TASK INPUT:
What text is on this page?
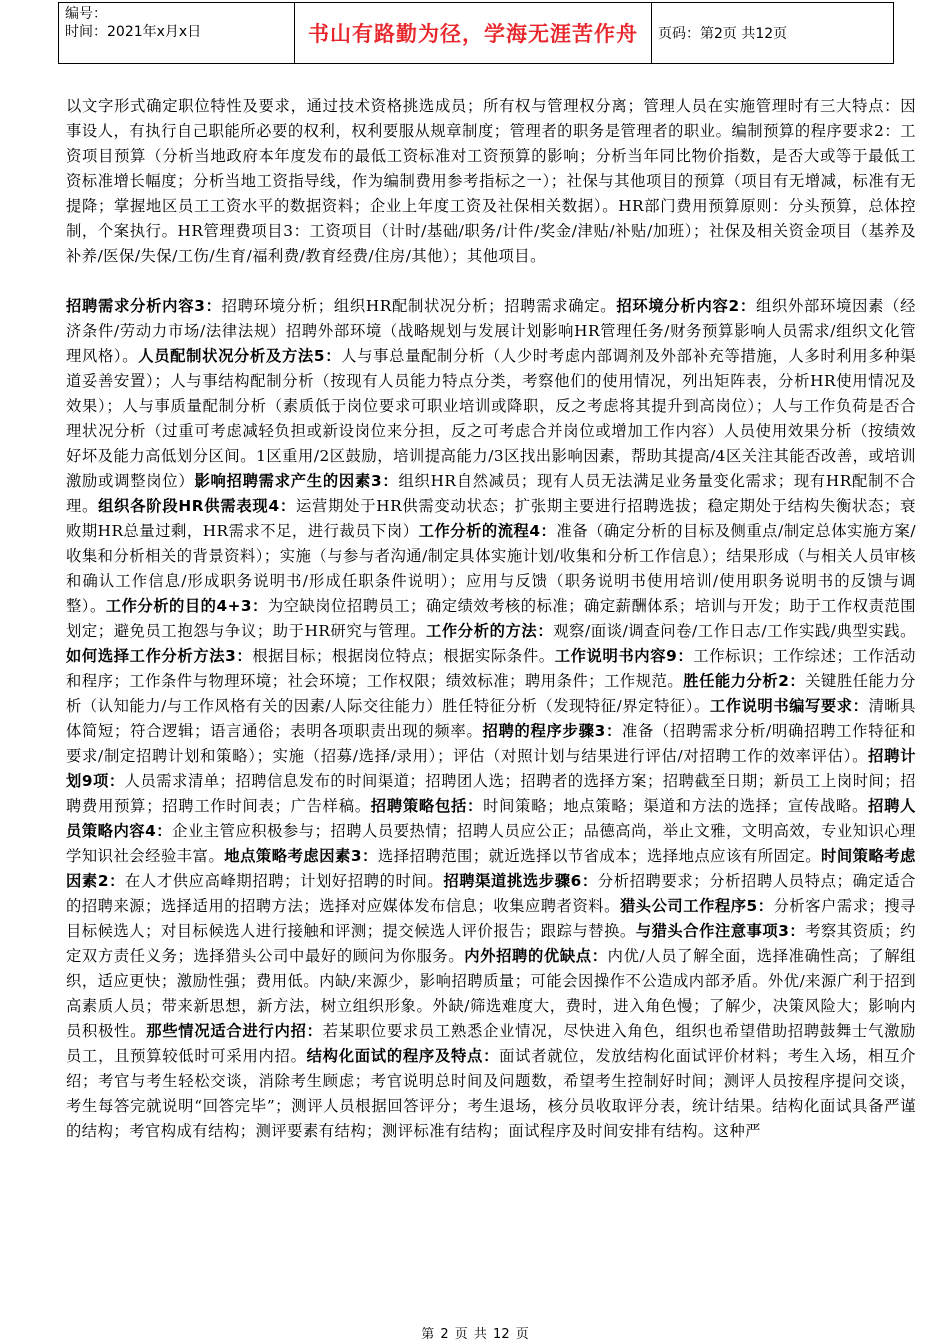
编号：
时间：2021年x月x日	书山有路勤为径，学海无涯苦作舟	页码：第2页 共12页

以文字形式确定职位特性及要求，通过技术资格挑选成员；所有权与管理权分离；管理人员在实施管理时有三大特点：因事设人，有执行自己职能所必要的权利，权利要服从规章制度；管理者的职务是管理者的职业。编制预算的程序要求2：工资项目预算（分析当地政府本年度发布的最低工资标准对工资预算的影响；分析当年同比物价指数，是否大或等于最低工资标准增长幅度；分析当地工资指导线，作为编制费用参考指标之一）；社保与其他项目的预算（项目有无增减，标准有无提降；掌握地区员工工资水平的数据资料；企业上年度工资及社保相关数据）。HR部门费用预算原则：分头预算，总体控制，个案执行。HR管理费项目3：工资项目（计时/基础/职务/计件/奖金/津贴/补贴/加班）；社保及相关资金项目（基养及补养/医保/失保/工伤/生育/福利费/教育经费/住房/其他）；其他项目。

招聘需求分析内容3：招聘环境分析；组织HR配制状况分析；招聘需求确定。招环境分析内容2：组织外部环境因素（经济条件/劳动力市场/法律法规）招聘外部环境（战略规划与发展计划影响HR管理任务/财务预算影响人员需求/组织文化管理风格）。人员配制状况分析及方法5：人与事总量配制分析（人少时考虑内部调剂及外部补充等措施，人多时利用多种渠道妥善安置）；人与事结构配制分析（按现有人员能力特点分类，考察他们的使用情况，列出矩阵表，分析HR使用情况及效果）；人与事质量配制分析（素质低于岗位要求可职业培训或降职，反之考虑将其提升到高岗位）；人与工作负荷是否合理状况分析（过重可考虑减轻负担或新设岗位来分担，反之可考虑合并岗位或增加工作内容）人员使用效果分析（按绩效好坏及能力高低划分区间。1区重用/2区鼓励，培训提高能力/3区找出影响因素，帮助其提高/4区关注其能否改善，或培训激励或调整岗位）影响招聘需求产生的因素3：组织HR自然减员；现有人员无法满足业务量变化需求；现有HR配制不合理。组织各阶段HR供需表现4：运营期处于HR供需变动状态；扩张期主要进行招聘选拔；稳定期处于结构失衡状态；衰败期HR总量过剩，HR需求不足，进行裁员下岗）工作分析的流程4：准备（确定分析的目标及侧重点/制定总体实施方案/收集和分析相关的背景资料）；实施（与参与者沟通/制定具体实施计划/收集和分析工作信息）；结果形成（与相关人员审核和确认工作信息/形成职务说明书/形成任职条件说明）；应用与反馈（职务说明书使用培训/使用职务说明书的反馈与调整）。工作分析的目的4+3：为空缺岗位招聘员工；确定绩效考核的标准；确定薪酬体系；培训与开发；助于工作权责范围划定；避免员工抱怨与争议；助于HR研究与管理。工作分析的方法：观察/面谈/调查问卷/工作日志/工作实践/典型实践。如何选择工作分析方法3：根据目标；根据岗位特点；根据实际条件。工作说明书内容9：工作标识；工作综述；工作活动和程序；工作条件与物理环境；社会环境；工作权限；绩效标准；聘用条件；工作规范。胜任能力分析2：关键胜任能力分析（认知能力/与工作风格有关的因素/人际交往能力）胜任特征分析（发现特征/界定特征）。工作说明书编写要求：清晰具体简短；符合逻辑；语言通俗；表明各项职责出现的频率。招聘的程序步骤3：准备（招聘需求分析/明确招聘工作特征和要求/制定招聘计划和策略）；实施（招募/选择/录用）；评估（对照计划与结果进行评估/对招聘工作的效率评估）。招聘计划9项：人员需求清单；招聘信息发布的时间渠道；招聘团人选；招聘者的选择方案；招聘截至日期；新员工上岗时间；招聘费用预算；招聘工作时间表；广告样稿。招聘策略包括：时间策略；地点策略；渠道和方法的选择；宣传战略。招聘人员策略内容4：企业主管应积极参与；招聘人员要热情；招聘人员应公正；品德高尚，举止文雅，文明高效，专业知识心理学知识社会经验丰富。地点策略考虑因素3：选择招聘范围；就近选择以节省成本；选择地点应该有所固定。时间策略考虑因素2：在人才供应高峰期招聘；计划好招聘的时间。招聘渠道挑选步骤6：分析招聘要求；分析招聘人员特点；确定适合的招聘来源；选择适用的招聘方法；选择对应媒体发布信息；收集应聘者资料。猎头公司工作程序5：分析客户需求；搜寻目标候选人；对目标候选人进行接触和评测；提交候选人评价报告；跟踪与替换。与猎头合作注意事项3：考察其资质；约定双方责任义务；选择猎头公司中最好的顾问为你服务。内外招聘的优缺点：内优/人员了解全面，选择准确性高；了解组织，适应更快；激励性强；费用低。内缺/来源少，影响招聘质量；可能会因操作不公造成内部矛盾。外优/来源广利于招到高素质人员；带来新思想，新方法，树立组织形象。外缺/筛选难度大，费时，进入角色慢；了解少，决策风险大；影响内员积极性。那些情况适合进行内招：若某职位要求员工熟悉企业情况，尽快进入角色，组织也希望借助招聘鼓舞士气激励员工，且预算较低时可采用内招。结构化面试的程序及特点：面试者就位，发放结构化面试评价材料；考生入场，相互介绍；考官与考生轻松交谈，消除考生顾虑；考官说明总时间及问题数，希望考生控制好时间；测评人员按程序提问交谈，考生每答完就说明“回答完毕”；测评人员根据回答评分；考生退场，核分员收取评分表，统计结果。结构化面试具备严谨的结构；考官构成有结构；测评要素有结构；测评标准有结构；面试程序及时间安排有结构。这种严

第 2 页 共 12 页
---
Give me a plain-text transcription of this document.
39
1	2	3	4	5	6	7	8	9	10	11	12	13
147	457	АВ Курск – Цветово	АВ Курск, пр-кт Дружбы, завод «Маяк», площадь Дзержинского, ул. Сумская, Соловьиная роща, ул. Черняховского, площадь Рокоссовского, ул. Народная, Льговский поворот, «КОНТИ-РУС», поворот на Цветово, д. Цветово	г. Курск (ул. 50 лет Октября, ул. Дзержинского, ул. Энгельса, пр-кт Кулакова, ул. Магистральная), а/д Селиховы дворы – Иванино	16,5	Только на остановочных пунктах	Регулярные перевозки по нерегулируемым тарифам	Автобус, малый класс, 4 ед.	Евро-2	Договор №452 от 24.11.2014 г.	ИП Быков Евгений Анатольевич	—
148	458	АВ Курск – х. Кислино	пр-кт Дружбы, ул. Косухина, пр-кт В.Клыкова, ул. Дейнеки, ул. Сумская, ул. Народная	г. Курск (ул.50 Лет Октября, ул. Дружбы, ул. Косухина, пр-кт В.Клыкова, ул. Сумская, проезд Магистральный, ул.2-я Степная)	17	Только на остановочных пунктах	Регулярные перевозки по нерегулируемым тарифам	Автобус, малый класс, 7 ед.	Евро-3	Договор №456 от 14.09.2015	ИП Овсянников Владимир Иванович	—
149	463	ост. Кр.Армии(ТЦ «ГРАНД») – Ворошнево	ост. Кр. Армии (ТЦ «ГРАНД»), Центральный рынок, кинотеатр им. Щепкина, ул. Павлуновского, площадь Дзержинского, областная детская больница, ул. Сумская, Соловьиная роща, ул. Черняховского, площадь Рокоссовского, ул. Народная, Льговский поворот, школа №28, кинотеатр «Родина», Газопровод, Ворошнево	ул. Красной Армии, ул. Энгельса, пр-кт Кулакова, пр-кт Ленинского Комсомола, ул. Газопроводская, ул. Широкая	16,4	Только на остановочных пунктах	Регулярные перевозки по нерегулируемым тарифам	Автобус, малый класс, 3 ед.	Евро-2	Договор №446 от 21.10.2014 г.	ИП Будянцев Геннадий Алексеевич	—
* * *
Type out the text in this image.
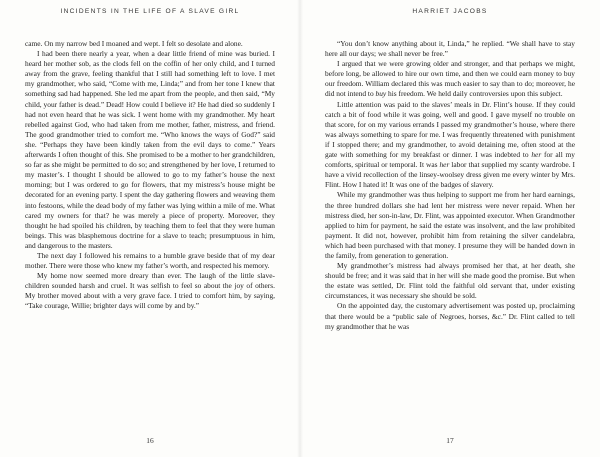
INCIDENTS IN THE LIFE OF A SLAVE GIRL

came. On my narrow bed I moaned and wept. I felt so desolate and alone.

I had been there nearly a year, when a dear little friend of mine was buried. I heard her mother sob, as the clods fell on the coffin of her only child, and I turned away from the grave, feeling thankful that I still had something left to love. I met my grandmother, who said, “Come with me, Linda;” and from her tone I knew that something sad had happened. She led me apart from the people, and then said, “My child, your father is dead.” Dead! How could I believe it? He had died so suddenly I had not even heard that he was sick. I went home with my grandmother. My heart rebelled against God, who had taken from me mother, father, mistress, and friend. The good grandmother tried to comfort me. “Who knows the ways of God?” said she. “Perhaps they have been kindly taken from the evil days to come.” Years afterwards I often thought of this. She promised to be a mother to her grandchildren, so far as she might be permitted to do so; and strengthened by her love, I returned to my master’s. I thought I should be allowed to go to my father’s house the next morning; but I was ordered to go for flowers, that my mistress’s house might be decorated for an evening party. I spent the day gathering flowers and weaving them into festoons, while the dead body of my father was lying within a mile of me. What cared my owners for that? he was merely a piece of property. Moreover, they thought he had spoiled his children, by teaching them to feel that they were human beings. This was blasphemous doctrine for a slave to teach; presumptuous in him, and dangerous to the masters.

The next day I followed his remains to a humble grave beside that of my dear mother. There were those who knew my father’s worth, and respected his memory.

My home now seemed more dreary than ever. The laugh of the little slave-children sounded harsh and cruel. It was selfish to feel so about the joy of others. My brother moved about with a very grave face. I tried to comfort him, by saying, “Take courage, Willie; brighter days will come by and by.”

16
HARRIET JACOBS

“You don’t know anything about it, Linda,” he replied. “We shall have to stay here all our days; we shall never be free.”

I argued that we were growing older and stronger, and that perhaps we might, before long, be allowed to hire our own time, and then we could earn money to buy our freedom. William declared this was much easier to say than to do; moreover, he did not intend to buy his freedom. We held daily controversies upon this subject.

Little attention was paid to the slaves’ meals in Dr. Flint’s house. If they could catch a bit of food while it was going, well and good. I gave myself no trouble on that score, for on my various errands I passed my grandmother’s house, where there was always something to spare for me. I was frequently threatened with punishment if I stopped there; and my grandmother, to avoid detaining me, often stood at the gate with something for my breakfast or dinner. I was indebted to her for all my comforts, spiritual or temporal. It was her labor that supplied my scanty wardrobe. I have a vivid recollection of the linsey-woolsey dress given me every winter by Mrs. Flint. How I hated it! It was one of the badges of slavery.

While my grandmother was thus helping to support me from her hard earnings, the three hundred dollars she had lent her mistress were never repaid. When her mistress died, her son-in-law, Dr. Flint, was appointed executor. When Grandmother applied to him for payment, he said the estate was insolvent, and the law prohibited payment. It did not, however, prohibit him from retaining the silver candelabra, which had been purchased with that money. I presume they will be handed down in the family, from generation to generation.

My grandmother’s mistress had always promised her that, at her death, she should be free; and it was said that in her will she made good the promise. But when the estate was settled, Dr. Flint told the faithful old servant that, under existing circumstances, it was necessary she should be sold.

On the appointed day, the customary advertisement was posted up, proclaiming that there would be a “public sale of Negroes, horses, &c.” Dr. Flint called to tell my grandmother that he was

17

REQUEST: In the entries above, find each line with the word "text" and show it.

ANSWER TO THE EXERCISE:
What text is on this page?
Give me a plain-text transcription of this document.
Type out the text in this image.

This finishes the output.